WORK INSTRUCTION - Using the data below, copy out all lines with the word "xlabel".

[Figure dataset records]
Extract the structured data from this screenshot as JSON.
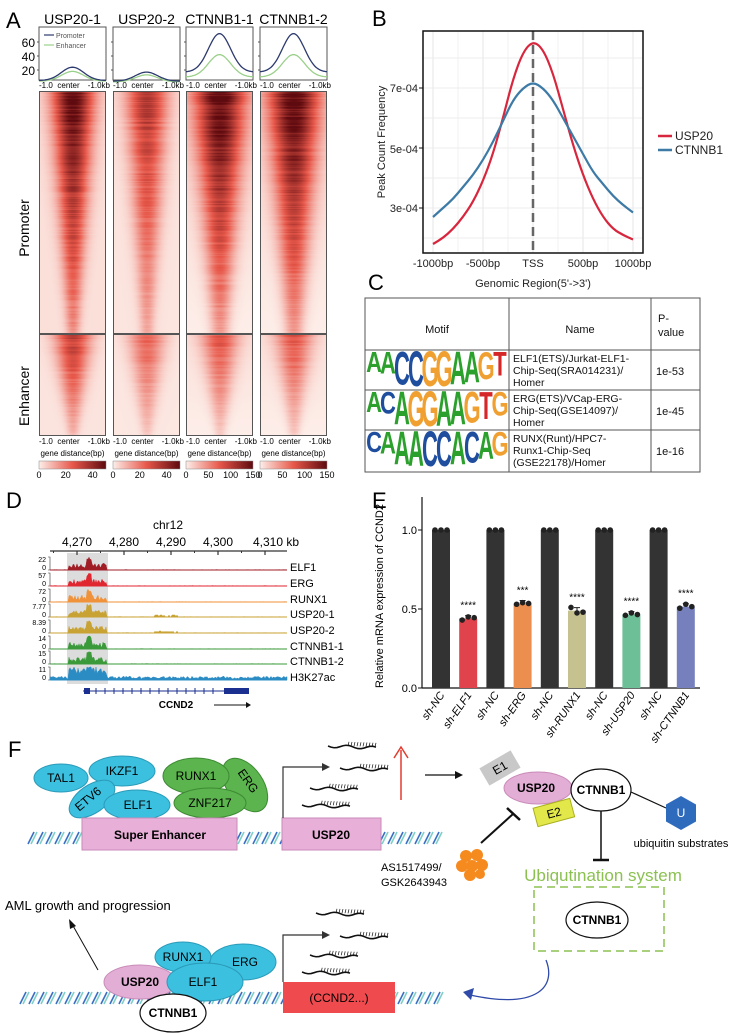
{
  "panel_labels": [
    "A",
    "B",
    "C",
    "D",
    "E",
    "F"
  ],
  "chart_data": [
    {
      "id": "A-profile",
      "type": "line",
      "samples": [
        "USP20-1",
        "USP20-2",
        "CTNNB1-1",
        "CTNNB1-2"
      ],
      "legend": [
        "Promoter",
        "Enhancer"
      ],
      "colors": {
        "Promoter": "#2d3a6e",
        "Enhancer": "#9bd08a"
      },
      "yticks": [
        "20",
        "40",
        "60"
      ],
      "xticks": [
        "-1.0",
        "center",
        "-1.0kb"
      ],
      "x_kb": [
        -1.0,
        -0.5,
        0,
        0.5,
        1.0
      ],
      "series": [
        {
          "sample": "USP20-1",
          "Promoter": [
            5,
            11,
            24,
            11,
            5
          ],
          "Enhancer": [
            4,
            9,
            18,
            9,
            4
          ]
        },
        {
          "sample": "USP20-2",
          "Promoter": [
            4,
            8,
            17,
            8,
            4
          ],
          "Enhancer": [
            3,
            6,
            13,
            6,
            3
          ]
        },
        {
          "sample": "CTNNB1-1",
          "Promoter": [
            17,
            40,
            72,
            40,
            17
          ],
          "Enhancer": [
            10,
            23,
            42,
            23,
            10
          ]
        },
        {
          "sample": "CTNNB1-2",
          "Promoter": [
            17,
            40,
            72,
            40,
            17
          ],
          "Enhancer": [
            10,
            23,
            42,
            23,
            10
          ]
        }
      ]
    },
    {
      "id": "A-heatmap",
      "type": "heatmap",
      "row_groups": [
        "Promoter",
        "Enhancer"
      ],
      "xticks": [
        "-1.0",
        "center",
        "-1.0kb"
      ],
      "xlabel": "gene distance(bp)",
      "colorbars": [
        {
          "sample": "USP20-1",
          "ticks": [
            "0",
            "20",
            "40"
          ],
          "range": [
            0,
            50
          ]
        },
        {
          "sample": "USP20-2",
          "ticks": [
            "0",
            "20",
            "40"
          ],
          "range": [
            0,
            50
          ]
        },
        {
          "sample": "CTNNB1-1",
          "ticks": [
            "0",
            "50",
            "100",
            "150"
          ],
          "range": [
            0,
            150
          ]
        },
        {
          "sample": "CTNNB1-2",
          "ticks": [
            "0",
            "50",
            "100",
            "150"
          ],
          "range": [
            0,
            150
          ]
        }
      ]
    },
    {
      "id": "B",
      "type": "line",
      "xlabel": "Genomic Region(5'->3')",
      "ylabel": "Peak Count Frequency",
      "xticks": [
        "-1000bp",
        "-500bp",
        "TSS",
        "500bp",
        "1000bp"
      ],
      "yticks": [
        "3e-04",
        "5e-04",
        "7e-04"
      ],
      "ylim": [
        0.00015,
        0.000893
      ],
      "grid": true,
      "legend_position": "right",
      "x": [
        -1000,
        -900,
        -800,
        -700,
        -600,
        -500,
        -400,
        -300,
        -200,
        -100,
        0,
        100,
        200,
        300,
        400,
        500,
        600,
        700,
        800,
        900,
        1000
      ],
      "series": [
        {
          "name": "USP20",
          "color": "#d7263d",
          "values": [
            0.00018,
            0.0002,
            0.00023,
            0.00027,
            0.00032,
            0.00039,
            0.00048,
            0.0006,
            0.00073,
            0.00082,
            0.000857,
            0.00083,
            0.00075,
            0.00063,
            0.00051,
            0.00041,
            0.00033,
            0.00027,
            0.00023,
            0.00021,
            0.000195
          ]
        },
        {
          "name": "CTNNB1",
          "color": "#3d7aa5",
          "values": [
            0.00027,
            0.0003,
            0.00033,
            0.00037,
            0.00041,
            0.00046,
            0.00052,
            0.00059,
            0.00066,
            0.0007,
            0.00072,
            0.0007,
            0.00066,
            0.0006,
            0.00054,
            0.00048,
            0.00042,
            0.00038,
            0.00034,
            0.00031,
            0.000285
          ]
        }
      ]
    },
    {
      "id": "C",
      "type": "table",
      "headers": [
        "Motif",
        "Name",
        "P-\nvalue"
      ],
      "header_pvalue_lines": [
        "P-",
        "value"
      ],
      "rows": [
        {
          "motif": "AACCGGAAGT",
          "name_lines": [
            "ELF1(ETS)/Jurkat-ELF1-",
            "Chip-Seq(SRA014231)/",
            "Homer"
          ],
          "pvalue": "1e-53"
        },
        {
          "motif": "ACAGGAAGTG",
          "name_lines": [
            "ERG(ETS)/VCap-ERG-",
            "Chip-Seq(GSE14097)/",
            "Homer"
          ],
          "pvalue": "1e-45"
        },
        {
          "motif": "CAAACCACAG",
          "name_lines": [
            "RUNX(Runt)/HPC7-",
            "Runx1-Chip-Seq",
            "(GSE22178)/Homer"
          ],
          "pvalue": "1e-16"
        }
      ],
      "base_colors": {
        "A": "#2ca02c",
        "C": "#1f4e9e",
        "G": "#f0a030",
        "T": "#d62728"
      }
    },
    {
      "id": "D",
      "type": "area",
      "chromosome": "chr12",
      "xticks": [
        "4,270",
        "4,280",
        "4,290",
        "4,300",
        "4,310 kb"
      ],
      "xtick_values_kb": [
        4270,
        4280,
        4290,
        4300,
        4310
      ],
      "highlight_region_kb": [
        4268,
        4276.6
      ],
      "tracks": [
        {
          "name": "ELF1",
          "max": "22",
          "min": "0",
          "color": "#a01d26"
        },
        {
          "name": "ERG",
          "max": "57",
          "min": "0",
          "color": "#e0262f"
        },
        {
          "name": "RUNX1",
          "max": "72",
          "min": "0",
          "color": "#f0923a"
        },
        {
          "name": "USP20-1",
          "max": "7.77",
          "min": "0",
          "color": "#c8a232"
        },
        {
          "name": "USP20-2",
          "max": "8.39",
          "min": "0",
          "color": "#c8a232"
        },
        {
          "name": "CTNNB1-1",
          "max": "14",
          "min": "0",
          "color": "#3a9a3a"
        },
        {
          "name": "CTNNB1-2",
          "max": "15",
          "min": "0",
          "color": "#3a9a3a"
        },
        {
          "name": "H3K27ac",
          "max": "11",
          "min": "0",
          "color": "#2b8cc4"
        }
      ],
      "gene": "CCND2",
      "gene_color": "#1a2f8f"
    },
    {
      "id": "E",
      "type": "bar",
      "ylabel": "Relative mRNA expression of CCND2",
      "yticks": [
        "0.0",
        "0.5",
        "1.0"
      ],
      "ylim": [
        0,
        1.2
      ],
      "categories": [
        "sh-NC",
        "sh-ELF1",
        "sh-NC",
        "sh-ERG",
        "sh-NC",
        "sh-RUNX1",
        "sh-NC",
        "sh-USP20",
        "sh-NC",
        "sh-CTNNB1"
      ],
      "values": [
        1.0,
        0.44,
        1.0,
        0.535,
        1.0,
        0.49,
        1.0,
        0.465,
        1.0,
        0.515
      ],
      "replicates": [
        [
          1,
          1,
          1
        ],
        [
          0.43,
          0.45,
          0.445
        ],
        [
          1,
          1,
          1
        ],
        [
          0.53,
          0.54,
          0.535
        ],
        [
          1,
          1,
          1
        ],
        [
          0.51,
          0.475,
          0.48
        ],
        [
          1,
          1,
          1
        ],
        [
          0.46,
          0.475,
          0.465
        ],
        [
          1,
          1,
          1
        ],
        [
          0.505,
          0.53,
          0.515
        ]
      ],
      "significance": [
        "",
        "****",
        "",
        "***",
        "",
        "****",
        "",
        "****",
        "",
        "****"
      ],
      "colors": [
        "#333333",
        "#e0434b",
        "#333333",
        "#ec8f4e",
        "#333333",
        "#c5c28f",
        "#333333",
        "#6cbf97",
        "#333333",
        "#7580bd"
      ]
    }
  ],
  "diagram": {
    "top_factors_blue": [
      "TAL1",
      "IKZF1",
      "ETV6",
      "ELF1"
    ],
    "top_factors_green": [
      "RUNX1",
      "ERG",
      "ZNF217"
    ],
    "super_enhancer": "Super Enhancer",
    "usp20_gene": "USP20",
    "e1": "E1",
    "e2": "E2",
    "usp20_protein": "USP20",
    "ctnnb1": "CTNNB1",
    "ubiquitin": "U",
    "ubiquitin_label": "ubiquitin substrates",
    "inhibitor_line1": "AS1517499/",
    "inhibitor_line2": "GSK2643943",
    "ubiq_system": "Ubiqutination system",
    "ubiq_ctnnb1": "CTNNB1",
    "aml": "AML growth and progression",
    "bottom_usp20": "USP20",
    "bottom_runx1": "RUNX1",
    "bottom_erg": "ERG",
    "bottom_elf1": "ELF1",
    "bottom_ctnnb1": "CTNNB1",
    "target_gene": "(CCND2...)",
    "colors": {
      "blue_factor": "#3cc0df",
      "green_factor": "#5bb44d",
      "pink": "#e3aed6",
      "gene_box": "#e8b0d8",
      "target_box": "#ef4b4f",
      "ubiq_green": "#8cc152",
      "hexagon": "#2f6bbd"
    }
  }
}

WRITTEN SOLUTION -
      "xlabel": "gene distance(bp)",
      "xlabel": "Genomic Region(5'->3')",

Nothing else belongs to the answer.